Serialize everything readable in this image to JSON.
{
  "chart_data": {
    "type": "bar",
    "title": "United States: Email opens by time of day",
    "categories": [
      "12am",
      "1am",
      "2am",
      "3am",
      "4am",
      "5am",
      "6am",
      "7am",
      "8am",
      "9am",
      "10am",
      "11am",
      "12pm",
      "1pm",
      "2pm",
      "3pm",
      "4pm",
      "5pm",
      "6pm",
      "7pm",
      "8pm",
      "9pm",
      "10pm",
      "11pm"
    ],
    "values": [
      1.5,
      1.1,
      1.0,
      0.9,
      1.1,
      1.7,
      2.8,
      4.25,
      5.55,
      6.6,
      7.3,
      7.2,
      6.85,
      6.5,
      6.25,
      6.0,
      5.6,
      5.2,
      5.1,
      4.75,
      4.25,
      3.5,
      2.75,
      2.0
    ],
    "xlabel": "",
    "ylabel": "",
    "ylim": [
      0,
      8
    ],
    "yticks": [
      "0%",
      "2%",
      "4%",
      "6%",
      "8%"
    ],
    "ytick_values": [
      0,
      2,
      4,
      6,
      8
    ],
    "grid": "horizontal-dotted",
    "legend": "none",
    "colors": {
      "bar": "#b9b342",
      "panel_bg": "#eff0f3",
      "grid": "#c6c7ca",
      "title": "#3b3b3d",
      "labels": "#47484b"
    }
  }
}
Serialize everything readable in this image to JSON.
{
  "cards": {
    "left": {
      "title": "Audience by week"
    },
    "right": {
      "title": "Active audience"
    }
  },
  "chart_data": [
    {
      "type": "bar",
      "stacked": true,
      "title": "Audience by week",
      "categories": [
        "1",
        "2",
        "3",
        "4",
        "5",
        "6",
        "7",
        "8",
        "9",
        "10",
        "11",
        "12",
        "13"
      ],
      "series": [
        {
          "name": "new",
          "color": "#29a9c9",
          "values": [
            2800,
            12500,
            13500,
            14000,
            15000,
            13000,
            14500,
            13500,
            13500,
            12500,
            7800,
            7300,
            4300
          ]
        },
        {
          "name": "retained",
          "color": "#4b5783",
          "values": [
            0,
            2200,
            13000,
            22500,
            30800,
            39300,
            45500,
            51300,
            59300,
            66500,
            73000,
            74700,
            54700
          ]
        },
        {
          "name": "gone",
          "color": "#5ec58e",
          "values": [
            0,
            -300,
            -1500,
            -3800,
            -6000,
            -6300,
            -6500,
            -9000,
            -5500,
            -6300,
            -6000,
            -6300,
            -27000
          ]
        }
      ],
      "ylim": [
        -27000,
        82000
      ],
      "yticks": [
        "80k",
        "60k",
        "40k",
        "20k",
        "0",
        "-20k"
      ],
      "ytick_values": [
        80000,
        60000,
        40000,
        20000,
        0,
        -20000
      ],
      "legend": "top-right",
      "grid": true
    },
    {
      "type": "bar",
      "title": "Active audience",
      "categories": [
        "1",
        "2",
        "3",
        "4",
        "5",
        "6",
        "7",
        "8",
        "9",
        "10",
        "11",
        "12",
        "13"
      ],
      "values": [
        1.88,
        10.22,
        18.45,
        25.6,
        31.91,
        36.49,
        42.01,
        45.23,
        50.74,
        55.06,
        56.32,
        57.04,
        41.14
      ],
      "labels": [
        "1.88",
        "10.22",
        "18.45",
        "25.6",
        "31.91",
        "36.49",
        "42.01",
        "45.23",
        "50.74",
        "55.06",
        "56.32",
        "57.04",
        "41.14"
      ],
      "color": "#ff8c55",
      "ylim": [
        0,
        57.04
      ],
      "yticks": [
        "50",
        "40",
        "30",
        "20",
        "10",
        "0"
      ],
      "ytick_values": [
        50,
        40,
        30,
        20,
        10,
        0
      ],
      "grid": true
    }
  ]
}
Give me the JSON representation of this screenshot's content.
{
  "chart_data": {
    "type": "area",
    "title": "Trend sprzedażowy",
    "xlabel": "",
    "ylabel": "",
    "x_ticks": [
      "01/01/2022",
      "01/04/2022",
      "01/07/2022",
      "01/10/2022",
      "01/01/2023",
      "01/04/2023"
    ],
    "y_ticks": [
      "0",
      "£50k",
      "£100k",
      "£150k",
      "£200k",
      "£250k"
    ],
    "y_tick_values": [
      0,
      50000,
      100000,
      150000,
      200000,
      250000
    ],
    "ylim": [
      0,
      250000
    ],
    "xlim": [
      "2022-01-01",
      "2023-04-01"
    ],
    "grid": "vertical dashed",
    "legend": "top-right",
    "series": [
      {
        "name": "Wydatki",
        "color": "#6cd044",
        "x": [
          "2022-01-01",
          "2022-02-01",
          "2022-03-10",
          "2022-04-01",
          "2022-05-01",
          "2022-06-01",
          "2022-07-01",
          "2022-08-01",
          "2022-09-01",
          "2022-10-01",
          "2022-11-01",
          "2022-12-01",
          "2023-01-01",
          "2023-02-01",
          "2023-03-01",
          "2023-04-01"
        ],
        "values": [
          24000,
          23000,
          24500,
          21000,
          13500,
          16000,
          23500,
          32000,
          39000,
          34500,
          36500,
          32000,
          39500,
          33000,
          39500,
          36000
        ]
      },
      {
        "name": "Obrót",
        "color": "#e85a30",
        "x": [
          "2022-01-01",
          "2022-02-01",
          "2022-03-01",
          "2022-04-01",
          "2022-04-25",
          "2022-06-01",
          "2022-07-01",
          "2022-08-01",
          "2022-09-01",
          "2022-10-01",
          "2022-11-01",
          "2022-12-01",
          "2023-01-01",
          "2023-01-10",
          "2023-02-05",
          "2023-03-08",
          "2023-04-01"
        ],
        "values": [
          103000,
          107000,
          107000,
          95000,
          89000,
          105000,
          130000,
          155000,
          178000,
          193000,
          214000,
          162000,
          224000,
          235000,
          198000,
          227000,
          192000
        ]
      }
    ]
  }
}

**Task details**. What is the number of lines in the data holding the word "legend"? Reply with that number only.

**The solution**. 3